Set problem
Please write out every line of the listing below exactly, leaving out the pictures.

(Stored data)
________________________
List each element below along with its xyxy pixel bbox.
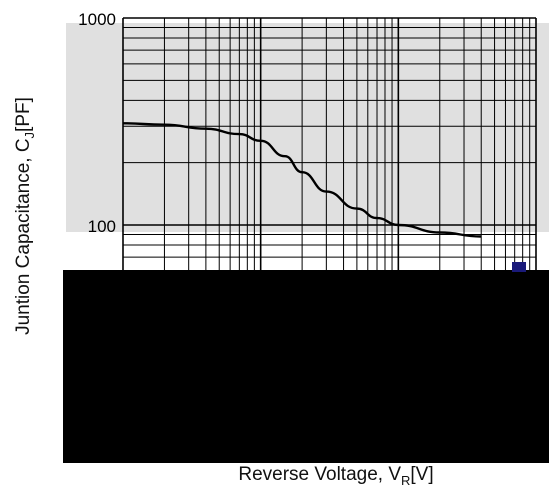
plot-band-top xyxy=(66,23,549,232)
capacitance-curve xyxy=(122,122,482,238)
y-tick-label: 100 xyxy=(88,217,116,236)
y-tick-label: 1000 xyxy=(78,10,116,29)
x-axis-label: Reverse Voltage, VR[V] xyxy=(238,464,433,488)
series-group xyxy=(122,122,482,238)
y-axis-label: Juntion Capacitance, CJ[PF] xyxy=(13,97,37,335)
corner-marker xyxy=(512,262,526,272)
dark-overlay xyxy=(63,270,549,463)
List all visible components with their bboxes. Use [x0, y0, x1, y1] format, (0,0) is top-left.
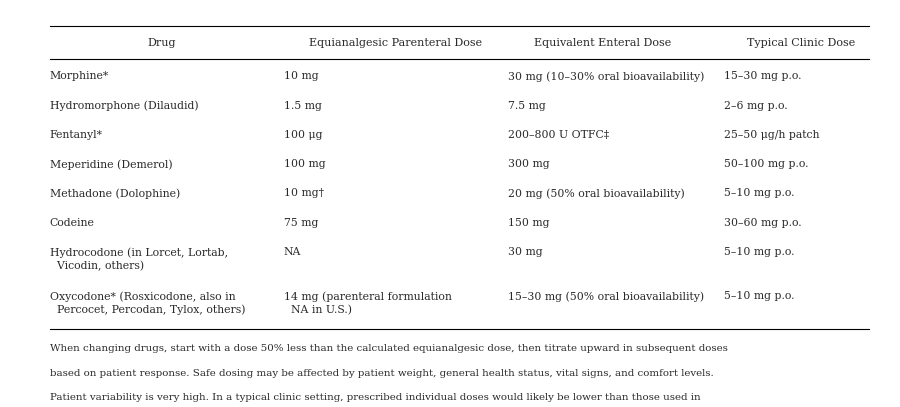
Text: Oxycodone* (Rosxicodone, also in
  Percocet, Percodan, Tylox, others): Oxycodone* (Rosxicodone, also in Percoce… — [50, 291, 245, 315]
Text: 100 mg: 100 mg — [284, 159, 325, 169]
Text: 30 mg: 30 mg — [508, 247, 543, 257]
Text: 15–30 mg p.o.: 15–30 mg p.o. — [724, 71, 802, 81]
Text: Codeine: Codeine — [50, 218, 94, 228]
Text: 14 mg (parenteral formulation
  NA in U.S.): 14 mg (parenteral formulation NA in U.S.… — [284, 291, 452, 315]
Text: 75 mg: 75 mg — [284, 218, 318, 228]
Text: 30 mg (10–30% oral bioavailability): 30 mg (10–30% oral bioavailability) — [508, 71, 705, 82]
Text: 30–60 mg p.o.: 30–60 mg p.o. — [724, 218, 802, 228]
Text: 2–6 mg p.o.: 2–6 mg p.o. — [724, 101, 788, 111]
Text: 10 mg: 10 mg — [284, 71, 318, 81]
Text: Meperidine (Demerol): Meperidine (Demerol) — [50, 159, 172, 170]
Text: Drug: Drug — [148, 38, 176, 48]
Text: Equianalgesic Parenteral Dose: Equianalgesic Parenteral Dose — [310, 38, 482, 48]
Text: When changing drugs, start with a dose 50% less than the calculated equianalgesi: When changing drugs, start with a dose 5… — [50, 344, 727, 353]
Text: 15–30 mg (50% oral bioavailability): 15–30 mg (50% oral bioavailability) — [508, 291, 705, 302]
Text: Hydromorphone (Dilaudid): Hydromorphone (Dilaudid) — [50, 101, 198, 111]
Text: Fentanyl*: Fentanyl* — [50, 130, 103, 140]
Text: Hydrocodone (in Lorcet, Lortab,
  Vicodin, others): Hydrocodone (in Lorcet, Lortab, Vicodin,… — [50, 247, 228, 271]
Text: 200–800 U OTFC‡: 200–800 U OTFC‡ — [508, 130, 610, 140]
Text: Methadone (Dolophine): Methadone (Dolophine) — [50, 188, 180, 199]
Text: 100 μg: 100 μg — [284, 130, 322, 140]
Text: 10 mg†: 10 mg† — [284, 188, 324, 199]
Text: Morphine*: Morphine* — [50, 71, 109, 81]
Text: NA: NA — [284, 247, 301, 257]
Text: 20 mg (50% oral bioavailability): 20 mg (50% oral bioavailability) — [508, 188, 685, 199]
Text: 5–10 mg p.o.: 5–10 mg p.o. — [724, 247, 795, 257]
Text: 7.5 mg: 7.5 mg — [508, 101, 546, 111]
Text: 300 mg: 300 mg — [508, 159, 550, 169]
Text: based on patient response. Safe dosing may be affected by patient weight, genera: based on patient response. Safe dosing m… — [50, 369, 713, 378]
Text: 5–10 mg p.o.: 5–10 mg p.o. — [724, 188, 795, 199]
Text: 25–50 μg/h patch: 25–50 μg/h patch — [724, 130, 820, 140]
Text: Patient variability is very high. In a typical clinic setting, prescribed indivi: Patient variability is very high. In a t… — [50, 393, 700, 402]
Text: 1.5 mg: 1.5 mg — [284, 101, 321, 111]
Text: 5–10 mg p.o.: 5–10 mg p.o. — [724, 291, 795, 301]
Text: Typical Clinic Dose: Typical Clinic Dose — [747, 38, 855, 48]
Text: Equivalent Enteral Dose: Equivalent Enteral Dose — [535, 38, 671, 48]
Text: 150 mg: 150 mg — [508, 218, 550, 228]
Text: 50–100 mg p.o.: 50–100 mg p.o. — [724, 159, 809, 169]
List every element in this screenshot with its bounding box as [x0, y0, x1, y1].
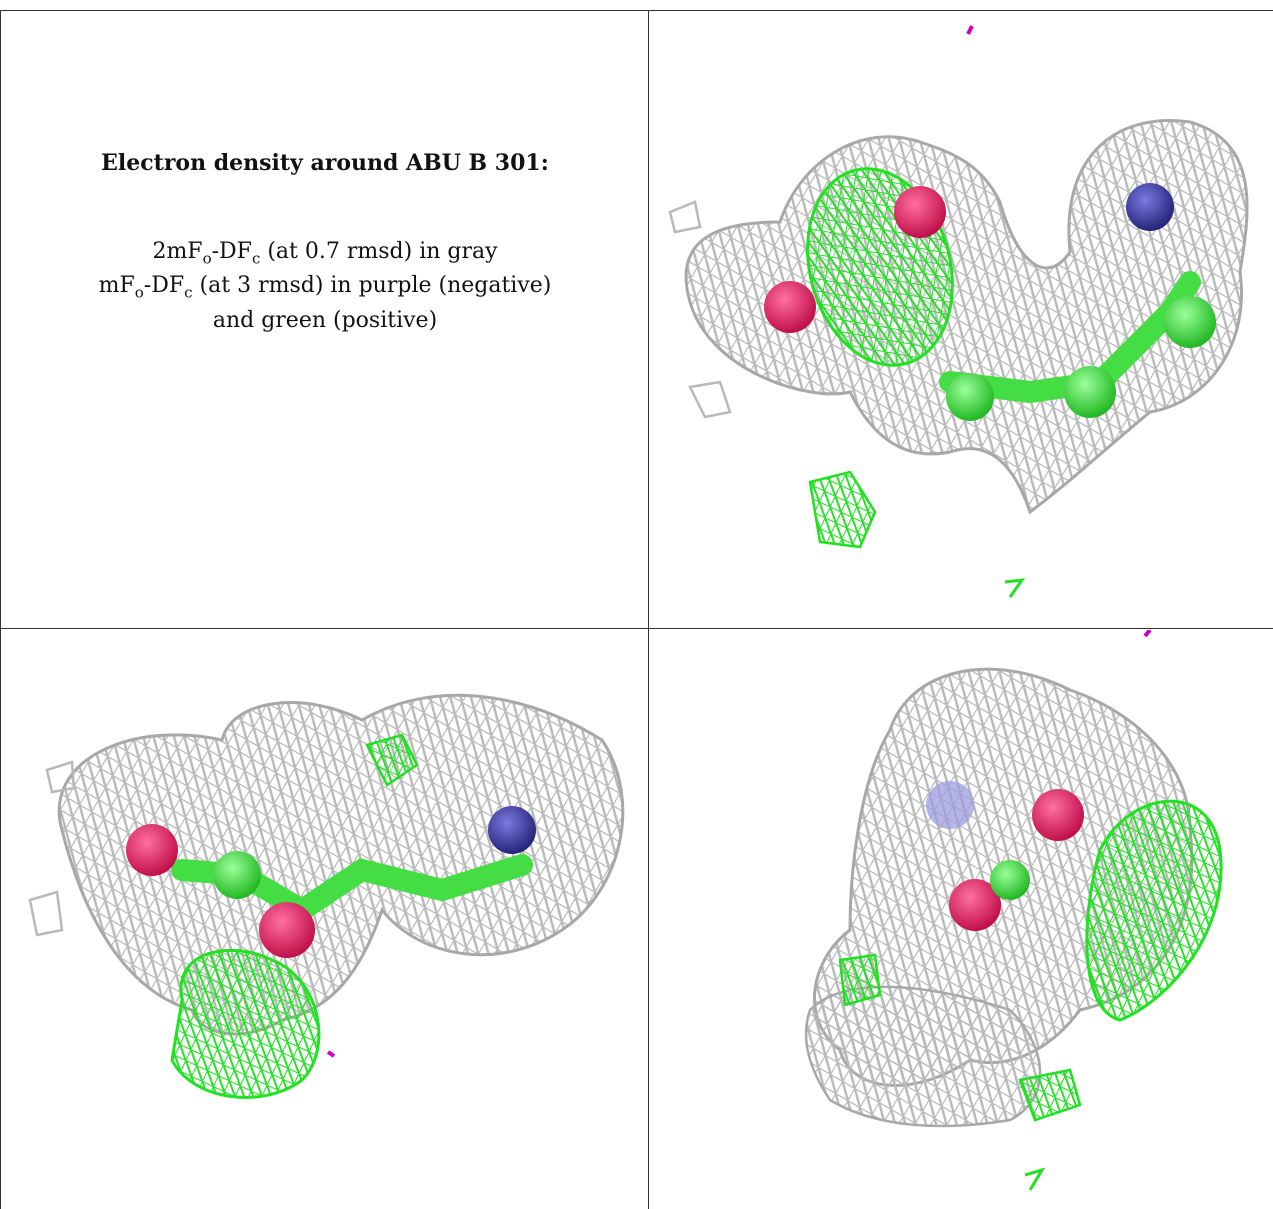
- grid-left-border: [0, 10, 1, 1209]
- carbon-atom: [990, 860, 1030, 900]
- caption-text: -DF: [211, 239, 252, 264]
- purple-fragment: [326, 1050, 336, 1058]
- caption-text: (at 3 rmsd) in purple (negative): [192, 273, 552, 299]
- carbon-atom: [213, 851, 261, 899]
- oxygen-atom: [126, 824, 178, 876]
- carbon-atom: [946, 373, 994, 421]
- carbon-atom: [1064, 366, 1116, 418]
- grid-horizontal-divider: [0, 628, 1273, 629]
- caption-sub: c: [251, 249, 261, 268]
- gray-mesh-fragment: [668, 200, 702, 234]
- caption-line-gray: 2mFo-DFc (at 0.7 rmsd) in gray: [10, 238, 640, 272]
- density-view-top-right: [650, 12, 1272, 627]
- green-positive-blob: [365, 733, 419, 787]
- oxygen-atom: [259, 902, 315, 958]
- caption-sub: o: [202, 249, 212, 268]
- grid-vertical-divider: [648, 10, 649, 1209]
- caption-line-green: and green (positive): [212, 307, 438, 333]
- purple-fragment: [1143, 630, 1152, 638]
- green-fragment: [1004, 578, 1026, 598]
- nitrogen-atom: [1126, 183, 1174, 231]
- gray-mesh-fragment: [28, 890, 64, 937]
- caption-text: 2mF: [152, 239, 203, 264]
- caption-line-diff: mFo-DFc (at 3 rmsd) in purple (negative): [10, 272, 640, 306]
- caption-text: (at 0.7 rmsd) in gray: [260, 239, 498, 264]
- purple-fragment: [966, 25, 974, 35]
- gray-density-mesh-lower: [804, 985, 1042, 1128]
- density-view-bottom-left: [2, 630, 646, 1208]
- green-positive-mesh: [1085, 799, 1223, 1022]
- gray-mesh-fragment: [45, 760, 76, 794]
- carbon-atom: [1164, 296, 1216, 348]
- caption-sub: c: [184, 283, 193, 302]
- nitrogen-atom: [926, 781, 974, 829]
- oxygen-atom: [764, 281, 816, 333]
- green-positive-mesh: [170, 948, 321, 1099]
- green-positive-blob: [808, 470, 877, 549]
- caption-panel: Electron density around ABU B 301: 2mFo-…: [10, 150, 640, 335]
- green-positive-blob: [838, 953, 882, 1007]
- oxygen-atom: [949, 879, 1001, 931]
- density-view-bottom-right: [650, 630, 1272, 1208]
- nitrogen-atom: [488, 806, 536, 854]
- caption-text: mF: [98, 273, 135, 299]
- caption-text: -DF: [143, 273, 185, 299]
- green-fragment: [1024, 1167, 1046, 1191]
- green-positive-blob: [1018, 1068, 1082, 1122]
- caption-sub: o: [134, 283, 144, 302]
- grid-top-border: [0, 10, 1273, 11]
- caption-title: Electron density around ABU B 301:: [101, 150, 549, 176]
- gray-mesh-fragment: [688, 380, 732, 419]
- oxygen-atom: [894, 186, 946, 238]
- oxygen-atom: [1032, 789, 1084, 841]
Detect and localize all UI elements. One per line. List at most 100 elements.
________________________
Task solution
List each element below along with its xyxy pixel bbox.
plot-band-top xyxy=(66,23,549,232)
capacitance-curve xyxy=(122,122,482,238)
y-tick-label: 100 xyxy=(88,217,116,236)
y-tick-label: 1000 xyxy=(78,10,116,29)
x-axis-label: Reverse Voltage, VR[V] xyxy=(238,464,433,488)
series-group xyxy=(122,122,482,238)
y-axis-label: Juntion Capacitance, CJ[PF] xyxy=(13,97,37,335)
corner-marker xyxy=(512,262,526,272)
dark-overlay xyxy=(63,270,549,463)
List all visible components with their bboxes. Use [x0, y0, x1, y1] format, (0,0) is top-left.
Text: Oxycodone* (Rosxicodone, also in
  Percocet, Percodan, Tylox, others): Oxycodone* (Rosxicodone, also in Percoce… — [50, 291, 245, 315]
Text: 100 mg: 100 mg — [284, 159, 325, 169]
Text: 30 mg: 30 mg — [508, 247, 543, 257]
Text: 15–30 mg p.o.: 15–30 mg p.o. — [724, 71, 802, 81]
Text: Codeine: Codeine — [50, 218, 94, 228]
Text: 14 mg (parenteral formulation
  NA in U.S.): 14 mg (parenteral formulation NA in U.S.… — [284, 291, 452, 315]
Text: 75 mg: 75 mg — [284, 218, 318, 228]
Text: 30 mg (10–30% oral bioavailability): 30 mg (10–30% oral bioavailability) — [508, 71, 705, 82]
Text: 30–60 mg p.o.: 30–60 mg p.o. — [724, 218, 802, 228]
Text: 2–6 mg p.o.: 2–6 mg p.o. — [724, 101, 788, 111]
Text: 10 mg: 10 mg — [284, 71, 318, 81]
Text: Meperidine (Demerol): Meperidine (Demerol) — [50, 159, 172, 170]
Text: Drug: Drug — [148, 38, 176, 48]
Text: Equianalgesic Parenteral Dose: Equianalgesic Parenteral Dose — [310, 38, 482, 48]
Text: When changing drugs, start with a dose 50% less than the calculated equianalgesi: When changing drugs, start with a dose 5… — [50, 344, 727, 353]
Text: 15–30 mg (50% oral bioavailability): 15–30 mg (50% oral bioavailability) — [508, 291, 705, 302]
Text: Hydromorphone (Dilaudid): Hydromorphone (Dilaudid) — [50, 101, 198, 111]
Text: Fentanyl*: Fentanyl* — [50, 130, 103, 140]
Text: Hydrocodone (in Lorcet, Lortab,
  Vicodin, others): Hydrocodone (in Lorcet, Lortab, Vicodin,… — [50, 247, 228, 271]
Text: 200–800 U OTFC‡: 200–800 U OTFC‡ — [508, 130, 610, 140]
Text: Methadone (Dolophine): Methadone (Dolophine) — [50, 188, 180, 199]
Text: 100 μg: 100 μg — [284, 130, 322, 140]
Text: 10 mg†: 10 mg† — [284, 188, 324, 199]
Text: Morphine*: Morphine* — [50, 71, 109, 81]
Text: NA: NA — [284, 247, 301, 257]
Text: 20 mg (50% oral bioavailability): 20 mg (50% oral bioavailability) — [508, 188, 685, 199]
Text: 5–10 mg p.o.: 5–10 mg p.o. — [724, 247, 795, 257]
Text: 7.5 mg: 7.5 mg — [508, 101, 546, 111]
Text: 300 mg: 300 mg — [508, 159, 550, 169]
Text: based on patient response. Safe dosing may be affected by patient weight, genera: based on patient response. Safe dosing m… — [50, 369, 713, 378]
Text: 5–10 mg p.o.: 5–10 mg p.o. — [724, 188, 795, 199]
Text: 25–50 μg/h patch: 25–50 μg/h patch — [724, 130, 820, 140]
Text: Patient variability is very high. In a typical clinic setting, prescribed indivi: Patient variability is very high. In a t… — [50, 393, 700, 402]
Text: 1.5 mg: 1.5 mg — [284, 101, 321, 111]
Text: 5–10 mg p.o.: 5–10 mg p.o. — [724, 291, 795, 301]
Text: Typical Clinic Dose: Typical Clinic Dose — [747, 38, 855, 48]
Text: Equivalent Enteral Dose: Equivalent Enteral Dose — [535, 38, 671, 48]
Text: 150 mg: 150 mg — [508, 218, 550, 228]
Text: 50–100 mg p.o.: 50–100 mg p.o. — [724, 159, 809, 169]
List every element in this screenshot with its bounding box as [x0, y0, x1, y1].
- grid-left-border: [0, 10, 1, 1209]
- carbon-atom: [990, 860, 1030, 900]
- caption-text: -DF: [211, 239, 252, 264]
- purple-fragment: [326, 1050, 336, 1058]
- caption-text: (at 3 rmsd) in purple (negative): [192, 273, 552, 299]
- carbon-atom: [213, 851, 261, 899]
- oxygen-atom: [126, 824, 178, 876]
- carbon-atom: [946, 373, 994, 421]
- carbon-atom: [1064, 366, 1116, 418]
- grid-horizontal-divider: [0, 628, 1273, 629]
- caption-sub: c: [251, 249, 261, 268]
- gray-mesh-fragment: [668, 200, 702, 234]
- caption-line-gray: 2mFo-DFc (at 0.7 rmsd) in gray: [10, 238, 640, 272]
- density-view-top-right: [650, 12, 1272, 627]
- green-positive-blob: [365, 733, 419, 787]
- oxygen-atom: [259, 902, 315, 958]
- caption-sub: o: [202, 249, 212, 268]
- grid-vertical-divider: [648, 10, 649, 1209]
- caption-line-green: and green (positive): [212, 307, 438, 333]
- purple-fragment: [1143, 630, 1152, 638]
- green-fragment: [1004, 578, 1026, 598]
- nitrogen-atom: [1126, 183, 1174, 231]
- gray-mesh-fragment: [28, 890, 64, 937]
- caption-text: 2mF: [152, 239, 203, 264]
- caption-line-diff: mFo-DFc (at 3 rmsd) in purple (negative): [10, 272, 640, 306]
- caption-text: (at 0.7 rmsd) in gray: [260, 239, 498, 264]
- purple-fragment: [966, 25, 974, 35]
- gray-density-mesh-lower: [804, 985, 1042, 1128]
- density-view-bottom-left: [2, 630, 646, 1208]
- green-positive-mesh: [1085, 799, 1223, 1022]
- gray-mesh-fragment: [45, 760, 76, 794]
- carbon-atom: [1164, 296, 1216, 348]
- caption-sub: c: [184, 283, 193, 302]
- nitrogen-atom: [926, 781, 974, 829]
- oxygen-atom: [764, 281, 816, 333]
- green-positive-mesh: [170, 948, 321, 1099]
- green-positive-blob: [808, 470, 877, 549]
- caption-panel: Electron density around ABU B 301: 2mFo-…: [10, 150, 640, 335]
- green-positive-blob: [838, 953, 882, 1007]
- oxygen-atom: [949, 879, 1001, 931]
- density-view-bottom-right: [650, 630, 1272, 1208]
- nitrogen-atom: [488, 806, 536, 854]
- caption-text: mF: [98, 273, 135, 299]
- caption-text: -DF: [143, 273, 185, 299]
- green-fragment: [1024, 1167, 1046, 1191]
- green-positive-blob: [1018, 1068, 1082, 1122]
- caption-sub: o: [134, 283, 144, 302]
- grid-top-border: [0, 10, 1273, 11]
- caption-title: Electron density around ABU B 301:: [101, 150, 549, 176]
- gray-mesh-fragment: [688, 380, 732, 419]
- oxygen-atom: [894, 186, 946, 238]
- oxygen-atom: [1032, 789, 1084, 841]
Detect and localize all UI elements. One per line. List at most 100 elements.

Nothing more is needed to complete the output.